Layout records
———

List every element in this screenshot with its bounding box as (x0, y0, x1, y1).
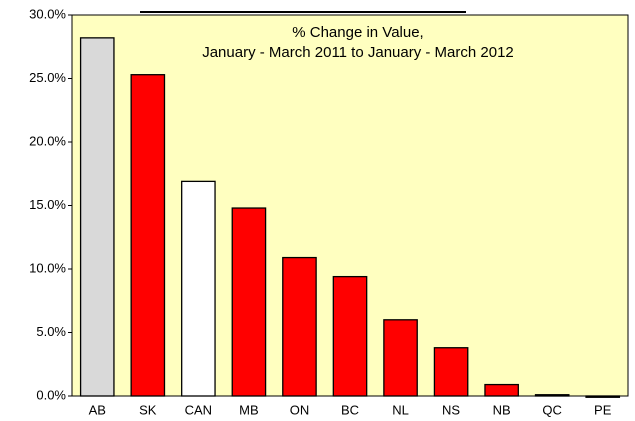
x-tick-label: CAN (185, 402, 212, 417)
bar (332, 275, 368, 397)
x-tick-label: BC (341, 402, 359, 417)
bar (433, 347, 469, 397)
y-tick-label: 5.0% (36, 324, 66, 339)
bar (383, 319, 418, 397)
bar (130, 74, 166, 397)
x-tick-label: AB (89, 402, 106, 417)
y-tick-label: 10.0% (29, 260, 66, 275)
x-tick-label: NB (493, 402, 511, 417)
bar (231, 207, 267, 397)
x-tick-label: NS (442, 402, 460, 417)
x-tick-label: NL (392, 402, 409, 417)
bar (484, 383, 519, 397)
x-tick-label: ON (290, 402, 310, 417)
x-tick-label: SK (139, 402, 157, 417)
chart-title: % Change in Value, (292, 24, 423, 41)
bar (282, 256, 317, 397)
y-tick-label: 30.0% (29, 6, 66, 21)
y-tick-label: 20.0% (29, 133, 66, 148)
x-tick-label: MB (239, 402, 259, 417)
y-tick-label: 15.0% (29, 197, 66, 212)
bar (181, 180, 216, 397)
x-tick-label: QC (542, 402, 562, 417)
bar (79, 37, 115, 397)
x-tick-label: PE (594, 402, 612, 417)
y-tick-label: 0.0% (36, 387, 66, 402)
y-tick-label: 25.0% (29, 70, 66, 85)
chart-subtitle: January - March 2011 to January - March … (202, 44, 514, 61)
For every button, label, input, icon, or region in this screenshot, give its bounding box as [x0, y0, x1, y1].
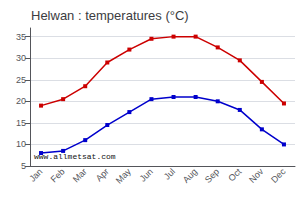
- svg-text:Jun: Jun: [138, 166, 155, 183]
- svg-text:Nov: Nov: [247, 166, 266, 185]
- svg-text:Mar: Mar: [71, 166, 89, 184]
- svg-text:Jan: Jan: [27, 166, 44, 183]
- svg-text:Sep: Sep: [203, 166, 221, 184]
- svg-text:Jul: Jul: [162, 166, 177, 181]
- svg-text:10: 10: [16, 139, 26, 149]
- svg-text:35: 35: [16, 32, 26, 42]
- svg-text:www.allmetsat.com: www.allmetsat.com: [34, 152, 116, 161]
- svg-text:30: 30: [16, 53, 26, 63]
- svg-text:Apr: Apr: [94, 166, 111, 183]
- svg-text:Aug: Aug: [181, 166, 199, 184]
- svg-text:15: 15: [16, 118, 26, 128]
- svg-text:25: 25: [16, 75, 26, 85]
- svg-text:5: 5: [21, 161, 26, 171]
- svg-text:Feb: Feb: [49, 166, 67, 184]
- svg-text:May: May: [114, 166, 133, 185]
- svg-text:Dec: Dec: [269, 166, 288, 185]
- svg-text:Helwan : temperatures (°C): Helwan : temperatures (°C): [31, 8, 189, 23]
- svg-text:20: 20: [16, 96, 26, 106]
- svg-text:Oct: Oct: [226, 166, 243, 183]
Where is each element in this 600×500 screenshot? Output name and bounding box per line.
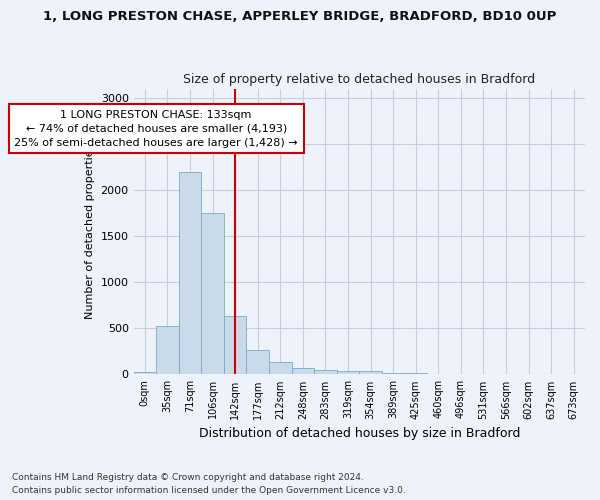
Bar xyxy=(156,326,179,374)
Bar xyxy=(201,213,224,374)
Text: 1 LONG PRESTON CHASE: 133sqm
← 74% of detached houses are smaller (4,193)
25% of: 1 LONG PRESTON CHASE: 133sqm ← 74% of de… xyxy=(14,110,298,148)
Text: 1, LONG PRESTON CHASE, APPERLEY BRIDGE, BRADFORD, BD10 0UP: 1, LONG PRESTON CHASE, APPERLEY BRIDGE, … xyxy=(43,10,557,23)
Bar xyxy=(359,371,382,374)
Y-axis label: Number of detached properties: Number of detached properties xyxy=(85,144,95,319)
Title: Size of property relative to detached houses in Bradford: Size of property relative to detached ho… xyxy=(183,73,535,86)
Bar xyxy=(247,350,269,374)
Bar xyxy=(292,368,314,374)
Bar xyxy=(314,370,337,374)
Bar xyxy=(404,373,427,374)
Bar xyxy=(382,372,404,374)
X-axis label: Distribution of detached houses by size in Bradford: Distribution of detached houses by size … xyxy=(199,427,520,440)
Bar xyxy=(134,372,156,374)
Bar xyxy=(337,370,359,374)
Text: Contains HM Land Registry data © Crown copyright and database right 2024.
Contai: Contains HM Land Registry data © Crown c… xyxy=(12,473,406,495)
Bar xyxy=(179,172,201,374)
Bar xyxy=(269,362,292,374)
Bar xyxy=(224,316,247,374)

———

▶ _DIRECTIONS FOR THIS TASK_
Write out every line of the layout records above without any change, and leave the pictures out.

▶ _WRITTEN REPLY_
List every element in this screenshot with its bounding box as (x0, y0, x1, y1).
x-tick-label: CAN (185, 402, 212, 417)
bar (332, 275, 368, 397)
x-tick-label: BC (341, 402, 359, 417)
bar (433, 347, 469, 397)
y-tick-label: 5.0% (36, 324, 66, 339)
bar (383, 319, 418, 397)
bar (130, 74, 166, 397)
x-tick-label: AB (89, 402, 106, 417)
y-tick-label: 10.0% (29, 260, 66, 275)
x-tick-label: NB (493, 402, 511, 417)
bar (231, 207, 267, 397)
x-tick-label: NS (442, 402, 460, 417)
x-tick-label: NL (392, 402, 409, 417)
bar (484, 383, 519, 397)
x-tick-label: ON (290, 402, 310, 417)
x-tick-label: SK (139, 402, 157, 417)
chart-title: % Change in Value, (292, 24, 423, 41)
bar (282, 256, 317, 397)
y-tick-label: 30.0% (29, 6, 66, 21)
y-tick-label: 20.0% (29, 133, 66, 148)
x-tick-label: MB (239, 402, 259, 417)
y-tick-label: 15.0% (29, 197, 66, 212)
bar (181, 180, 216, 397)
x-tick-label: QC (542, 402, 562, 417)
bar (79, 37, 115, 397)
x-tick-label: PE (594, 402, 612, 417)
y-tick-label: 0.0% (36, 387, 66, 402)
y-tick-label: 25.0% (29, 70, 66, 85)
chart-subtitle: January - March 2011 to January - March … (202, 44, 514, 61)
For every button, label, input, icon, or region in this screenshot, give its bounding box as [x0, y0, x1, y1].
- svg-text:Jun: Jun: [138, 166, 155, 183]
- svg-text:Nov: Nov: [247, 166, 266, 185]
- svg-text:Mar: Mar: [71, 166, 89, 184]
- svg-text:Jan: Jan: [27, 166, 44, 183]
- svg-text:Sep: Sep: [203, 166, 221, 184]
- svg-text:Jul: Jul: [162, 166, 177, 181]
- svg-text:10: 10: [16, 139, 26, 149]
- svg-text:35: 35: [16, 32, 26, 42]
- svg-text:www.allmetsat.com: www.allmetsat.com: [34, 152, 116, 161]
- svg-text:30: 30: [16, 53, 26, 63]
- svg-text:Apr: Apr: [94, 166, 111, 183]
- svg-text:Aug: Aug: [181, 166, 199, 184]
- svg-text:15: 15: [16, 118, 26, 128]
- svg-text:25: 25: [16, 75, 26, 85]
- svg-text:5: 5: [21, 161, 26, 171]
- svg-text:Feb: Feb: [49, 166, 67, 184]
- svg-text:May: May: [114, 166, 133, 185]
- svg-text:Dec: Dec: [269, 166, 288, 185]
- svg-text:Helwan : temperatures (°C): Helwan : temperatures (°C): [31, 8, 189, 23]
- svg-text:20: 20: [16, 96, 26, 106]
- svg-text:Oct: Oct: [226, 166, 243, 183]
Where is each element in this 600×500 screenshot? Output name and bounding box per line.
Bar xyxy=(156,326,179,374)
Bar xyxy=(201,213,224,374)
Text: 1 LONG PRESTON CHASE: 133sqm
← 74% of detached houses are smaller (4,193)
25% of: 1 LONG PRESTON CHASE: 133sqm ← 74% of de… xyxy=(14,110,298,148)
Text: 1, LONG PRESTON CHASE, APPERLEY BRIDGE, BRADFORD, BD10 0UP: 1, LONG PRESTON CHASE, APPERLEY BRIDGE, … xyxy=(43,10,557,23)
Bar xyxy=(359,371,382,374)
Y-axis label: Number of detached properties: Number of detached properties xyxy=(85,144,95,319)
Title: Size of property relative to detached houses in Bradford: Size of property relative to detached ho… xyxy=(183,73,535,86)
Bar xyxy=(247,350,269,374)
Bar xyxy=(292,368,314,374)
Bar xyxy=(314,370,337,374)
Bar xyxy=(404,373,427,374)
Bar xyxy=(382,372,404,374)
X-axis label: Distribution of detached houses by size in Bradford: Distribution of detached houses by size … xyxy=(199,427,520,440)
Bar xyxy=(134,372,156,374)
Bar xyxy=(337,370,359,374)
Text: Contains HM Land Registry data © Crown copyright and database right 2024.
Contai: Contains HM Land Registry data © Crown c… xyxy=(12,473,406,495)
Bar xyxy=(179,172,201,374)
Bar xyxy=(269,362,292,374)
Bar xyxy=(224,316,247,374)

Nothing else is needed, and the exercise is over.